··· RECORDS FOR THIS EXERCISE ···

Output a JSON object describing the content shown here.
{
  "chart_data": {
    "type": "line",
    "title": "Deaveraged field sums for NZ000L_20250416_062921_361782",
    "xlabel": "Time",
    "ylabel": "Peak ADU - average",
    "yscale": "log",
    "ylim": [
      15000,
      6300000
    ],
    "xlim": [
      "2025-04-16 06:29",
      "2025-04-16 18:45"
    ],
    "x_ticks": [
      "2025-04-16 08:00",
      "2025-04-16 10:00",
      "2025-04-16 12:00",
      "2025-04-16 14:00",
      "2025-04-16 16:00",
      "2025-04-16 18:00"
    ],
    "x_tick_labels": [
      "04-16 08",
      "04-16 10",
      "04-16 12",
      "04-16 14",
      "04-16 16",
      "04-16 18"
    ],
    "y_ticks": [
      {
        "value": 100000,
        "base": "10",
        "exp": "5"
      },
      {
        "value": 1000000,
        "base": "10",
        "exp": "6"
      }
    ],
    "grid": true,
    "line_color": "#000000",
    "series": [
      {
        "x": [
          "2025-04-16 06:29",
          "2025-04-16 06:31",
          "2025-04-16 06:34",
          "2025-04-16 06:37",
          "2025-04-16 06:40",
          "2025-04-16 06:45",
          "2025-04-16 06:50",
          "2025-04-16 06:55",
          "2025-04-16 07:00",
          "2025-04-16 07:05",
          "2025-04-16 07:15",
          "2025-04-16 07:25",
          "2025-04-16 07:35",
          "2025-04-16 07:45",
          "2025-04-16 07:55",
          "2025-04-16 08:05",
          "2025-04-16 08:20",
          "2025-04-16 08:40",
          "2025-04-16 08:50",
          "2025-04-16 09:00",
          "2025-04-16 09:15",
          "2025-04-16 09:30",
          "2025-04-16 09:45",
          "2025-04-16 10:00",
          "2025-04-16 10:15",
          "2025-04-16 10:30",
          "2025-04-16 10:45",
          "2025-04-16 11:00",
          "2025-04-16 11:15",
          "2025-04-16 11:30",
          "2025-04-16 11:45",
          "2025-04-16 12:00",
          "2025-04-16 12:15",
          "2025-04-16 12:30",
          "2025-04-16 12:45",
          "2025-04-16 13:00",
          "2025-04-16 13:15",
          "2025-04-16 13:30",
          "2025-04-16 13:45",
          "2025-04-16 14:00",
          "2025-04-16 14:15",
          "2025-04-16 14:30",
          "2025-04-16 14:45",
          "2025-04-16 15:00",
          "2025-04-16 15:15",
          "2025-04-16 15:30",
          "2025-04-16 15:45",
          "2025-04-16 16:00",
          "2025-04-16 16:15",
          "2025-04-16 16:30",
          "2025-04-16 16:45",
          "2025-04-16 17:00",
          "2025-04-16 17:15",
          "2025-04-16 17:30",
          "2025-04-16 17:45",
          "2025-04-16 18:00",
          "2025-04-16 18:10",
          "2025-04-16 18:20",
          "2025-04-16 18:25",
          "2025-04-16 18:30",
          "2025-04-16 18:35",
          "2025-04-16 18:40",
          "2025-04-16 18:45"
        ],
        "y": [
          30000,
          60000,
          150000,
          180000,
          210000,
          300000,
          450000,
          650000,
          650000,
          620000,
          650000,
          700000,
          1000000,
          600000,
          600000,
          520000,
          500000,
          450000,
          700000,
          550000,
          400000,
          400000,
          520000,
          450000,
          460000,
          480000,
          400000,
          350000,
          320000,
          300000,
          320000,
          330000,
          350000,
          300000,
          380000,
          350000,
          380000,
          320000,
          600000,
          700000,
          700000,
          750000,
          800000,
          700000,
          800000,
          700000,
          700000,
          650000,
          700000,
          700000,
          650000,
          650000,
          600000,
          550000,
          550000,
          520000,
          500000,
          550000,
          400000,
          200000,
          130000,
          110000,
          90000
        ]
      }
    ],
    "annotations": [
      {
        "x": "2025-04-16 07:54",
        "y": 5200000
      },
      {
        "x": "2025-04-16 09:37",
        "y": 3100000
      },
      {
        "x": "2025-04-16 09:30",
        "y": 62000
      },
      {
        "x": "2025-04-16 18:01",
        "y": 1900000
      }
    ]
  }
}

···

- **GOAL**
Quote every entry exactly.

- **TASK OUTPUT**
Output a JSON object describing the content shown here.
{
  "chart_data": {
    "type": "line",
    "title": "Deaveraged field sums for NZ000L_20250416_062921_361782",
    "xlabel": "Time",
    "ylabel": "Peak ADU - average",
    "yscale": "log",
    "ylim": [
      15000,
      6300000
    ],
    "xlim": [
      "2025-04-16 06:29",
      "2025-04-16 18:45"
    ],
    "x_ticks": [
      "2025-04-16 08:00",
      "2025-04-16 10:00",
      "2025-04-16 12:00",
      "2025-04-16 14:00",
      "2025-04-16 16:00",
      "2025-04-16 18:00"
    ],
    "x_tick_labels": [
      "04-16 08",
      "04-16 10",
      "04-16 12",
      "04-16 14",
      "04-16 16",
      "04-16 18"
    ],
    "y_ticks": [
      {
        "value": 100000,
        "base": "10",
        "exp": "5"
      },
      {
        "value": 1000000,
        "base": "10",
        "exp": "6"
      }
    ],
    "grid": true,
    "line_color": "#000000",
    "series": [
      {
        "x": [
          "2025-04-16 06:29",
          "2025-04-16 06:31",
          "2025-04-16 06:34",
          "2025-04-16 06:37",
          "2025-04-16 06:40",
          "2025-04-16 06:45",
          "2025-04-16 06:50",
          "2025-04-16 06:55",
          "2025-04-16 07:00",
          "2025-04-16 07:05",
          "2025-04-16 07:15",
          "2025-04-16 07:25",
          "2025-04-16 07:35",
          "2025-04-16 07:45",
          "2025-04-16 07:55",
          "2025-04-16 08:05",
          "2025-04-16 08:20",
          "2025-04-16 08:40",
          "2025-04-16 08:50",
          "2025-04-16 09:00",
          "2025-04-16 09:15",
          "2025-04-16 09:30",
          "2025-04-16 09:45",
          "2025-04-16 10:00",
          "2025-04-16 10:15",
          "2025-04-16 10:30",
          "2025-04-16 10:45",
          "2025-04-16 11:00",
          "2025-04-16 11:15",
          "2025-04-16 11:30",
          "2025-04-16 11:45",
          "2025-04-16 12:00",
          "2025-04-16 12:15",
          "2025-04-16 12:30",
          "2025-04-16 12:45",
          "2025-04-16 13:00",
          "2025-04-16 13:15",
          "2025-04-16 13:30",
          "2025-04-16 13:45",
          "2025-04-16 14:00",
          "2025-04-16 14:15",
          "2025-04-16 14:30",
          "2025-04-16 14:45",
          "2025-04-16 15:00",
          "2025-04-16 15:15",
          "2025-04-16 15:30",
          "2025-04-16 15:45",
          "2025-04-16 16:00",
          "2025-04-16 16:15",
          "2025-04-16 16:30",
          "2025-04-16 16:45",
          "2025-04-16 17:00",
          "2025-04-16 17:15",
          "2025-04-16 17:30",
          "2025-04-16 17:45",
          "2025-04-16 18:00",
          "2025-04-16 18:10",
          "2025-04-16 18:20",
          "2025-04-16 18:25",
          "2025-04-16 18:30",
          "2025-04-16 18:35",
          "2025-04-16 18:40",
          "2025-04-16 18:45"
        ],
        "y": [
          30000,
          60000,
          150000,
          180000,
          210000,
          300000,
          450000,
          650000,
          650000,
          620000,
          650000,
          700000,
          1000000,
          600000,
          600000,
          520000,
          500000,
          450000,
          700000,
          550000,
          400000,
          400000,
          520000,
          450000,
          460000,
          480000,
          400000,
          350000,
          320000,
          300000,
          320000,
          330000,
          350000,
          300000,
          380000,
          350000,
          380000,
          320000,
          600000,
          700000,
          700000,
          750000,
          800000,
          700000,
          800000,
          700000,
          700000,
          650000,
          700000,
          700000,
          650000,
          650000,
          600000,
          550000,
          550000,
          520000,
          500000,
          550000,
          400000,
          200000,
          130000,
          110000,
          90000
        ]
      }
    ],
    "annotations": [
      {
        "x": "2025-04-16 07:54",
        "y": 5200000
      },
      {
        "x": "2025-04-16 09:37",
        "y": 3100000
      },
      {
        "x": "2025-04-16 09:30",
        "y": 62000
      },
      {
        "x": "2025-04-16 18:01",
        "y": 1900000
      }
    ]
  }
}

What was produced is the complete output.